● Given instruction
The entries below should be quoted exactly, with no pictures carried over.
___ Exercise material ___
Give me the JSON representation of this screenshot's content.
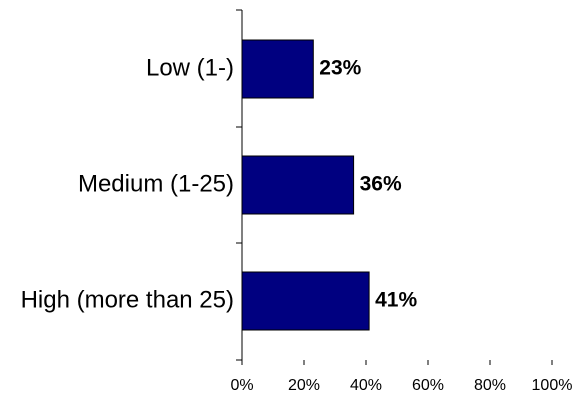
{
  "chart_data": {
    "type": "bar",
    "orientation": "horizontal",
    "categories": [
      "Low (1-)",
      "Medium (1-25)",
      "High (more than 25)"
    ],
    "values": [
      23,
      36,
      41
    ],
    "data_labels": [
      "23%",
      "36%",
      "41%"
    ],
    "xlim": [
      0,
      100
    ],
    "x_ticks": [
      0,
      20,
      40,
      60,
      80,
      100
    ],
    "x_tick_labels": [
      "0%",
      "20%",
      "40%",
      "60%",
      "80%",
      "100%"
    ],
    "grid": false,
    "legend": "none",
    "bar_color": "#000080"
  }
}
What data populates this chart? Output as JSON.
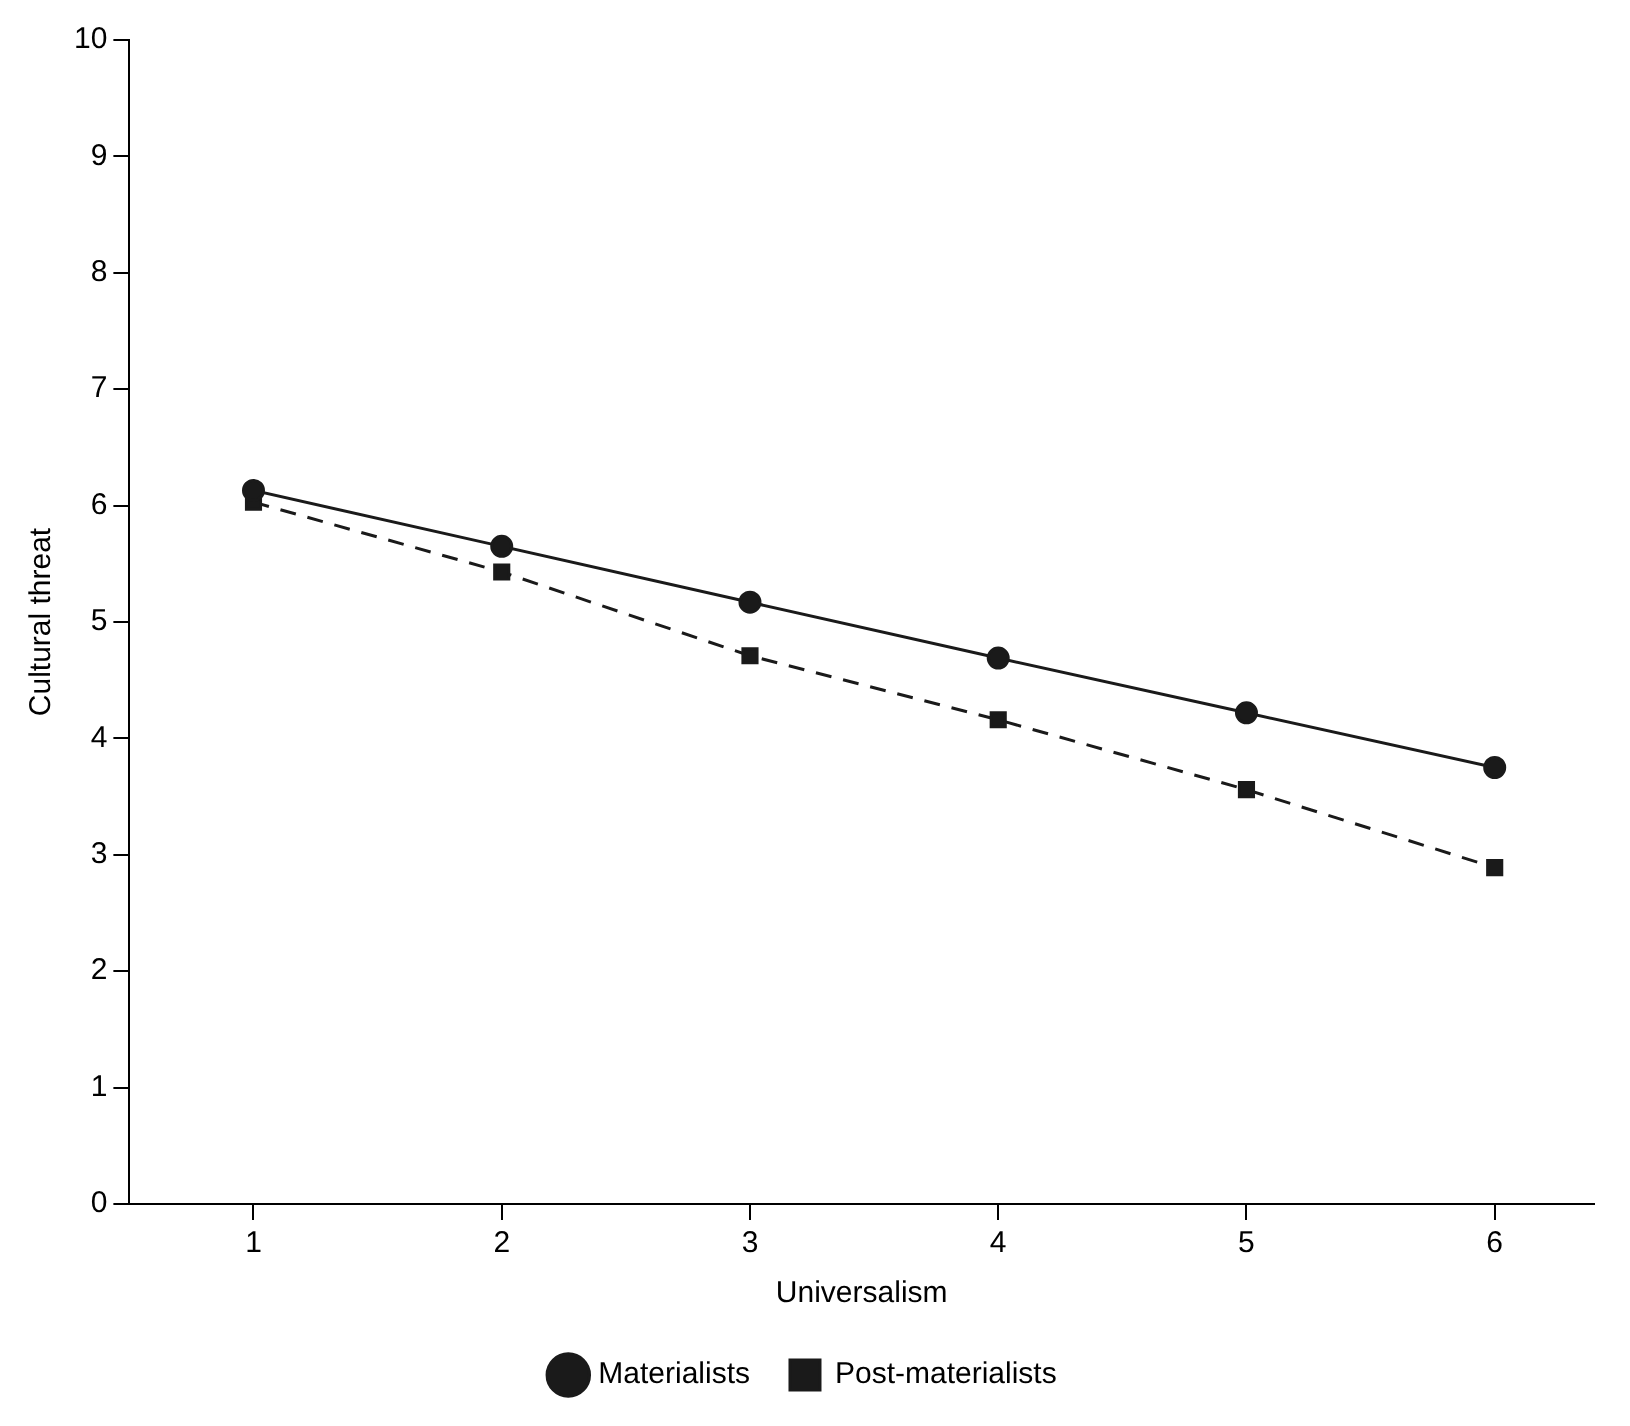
{
  "chart_data": {
    "type": "line",
    "xlabel": "Universalism",
    "ylabel": "Cultural threat",
    "x": [
      1,
      2,
      3,
      4,
      5,
      6
    ],
    "series": [
      {
        "name": "Materialists",
        "color": "#1a1a1a",
        "values": [
          6.13,
          5.65,
          5.17,
          4.69,
          4.22,
          3.75
        ],
        "marker": "circle",
        "line_style": "solid"
      },
      {
        "name": "Post-materialists",
        "color": "#1a1a1a",
        "values": [
          6.03,
          5.43,
          4.71,
          4.16,
          3.56,
          2.89
        ],
        "marker": "square",
        "line_style": "dashed"
      }
    ],
    "xlim": [
      0.5,
      6.4
    ],
    "xticks": [
      1,
      2,
      3,
      4,
      5,
      6
    ],
    "ylim": [
      0,
      10
    ],
    "yticks": [
      0,
      1,
      2,
      3,
      4,
      5,
      6,
      7,
      8,
      9,
      10
    ],
    "grid": false,
    "legend": "bottom"
  }
}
___
● Answer to the task
Give me the JSON representation of this screenshot's content.
{
  "chart_data": {
    "type": "bar",
    "orientation": "horizontal",
    "categories": [
      "Low (1-)",
      "Medium (1-25)",
      "High (more than 25)"
    ],
    "values": [
      23,
      36,
      41
    ],
    "data_labels": [
      "23%",
      "36%",
      "41%"
    ],
    "xlim": [
      0,
      100
    ],
    "x_ticks": [
      0,
      20,
      40,
      60,
      80,
      100
    ],
    "x_tick_labels": [
      "0%",
      "20%",
      "40%",
      "60%",
      "80%",
      "100%"
    ],
    "grid": false,
    "legend": "none",
    "bar_color": "#000080"
  }
}
What data populates this chart? Output as JSON.
{
  "chart_data": {
    "type": "line",
    "xlabel": "Universalism",
    "ylabel": "Cultural threat",
    "x": [
      1,
      2,
      3,
      4,
      5,
      6
    ],
    "series": [
      {
        "name": "Materialists",
        "color": "#1a1a1a",
        "values": [
          6.13,
          5.65,
          5.17,
          4.69,
          4.22,
          3.75
        ],
        "marker": "circle",
        "line_style": "solid"
      },
      {
        "name": "Post-materialists",
        "color": "#1a1a1a",
        "values": [
          6.03,
          5.43,
          4.71,
          4.16,
          3.56,
          2.89
        ],
        "marker": "square",
        "line_style": "dashed"
      }
    ],
    "xlim": [
      0.5,
      6.4
    ],
    "xticks": [
      1,
      2,
      3,
      4,
      5,
      6
    ],
    "ylim": [
      0,
      10
    ],
    "yticks": [
      0,
      1,
      2,
      3,
      4,
      5,
      6,
      7,
      8,
      9,
      10
    ],
    "grid": false,
    "legend": "bottom"
  }
}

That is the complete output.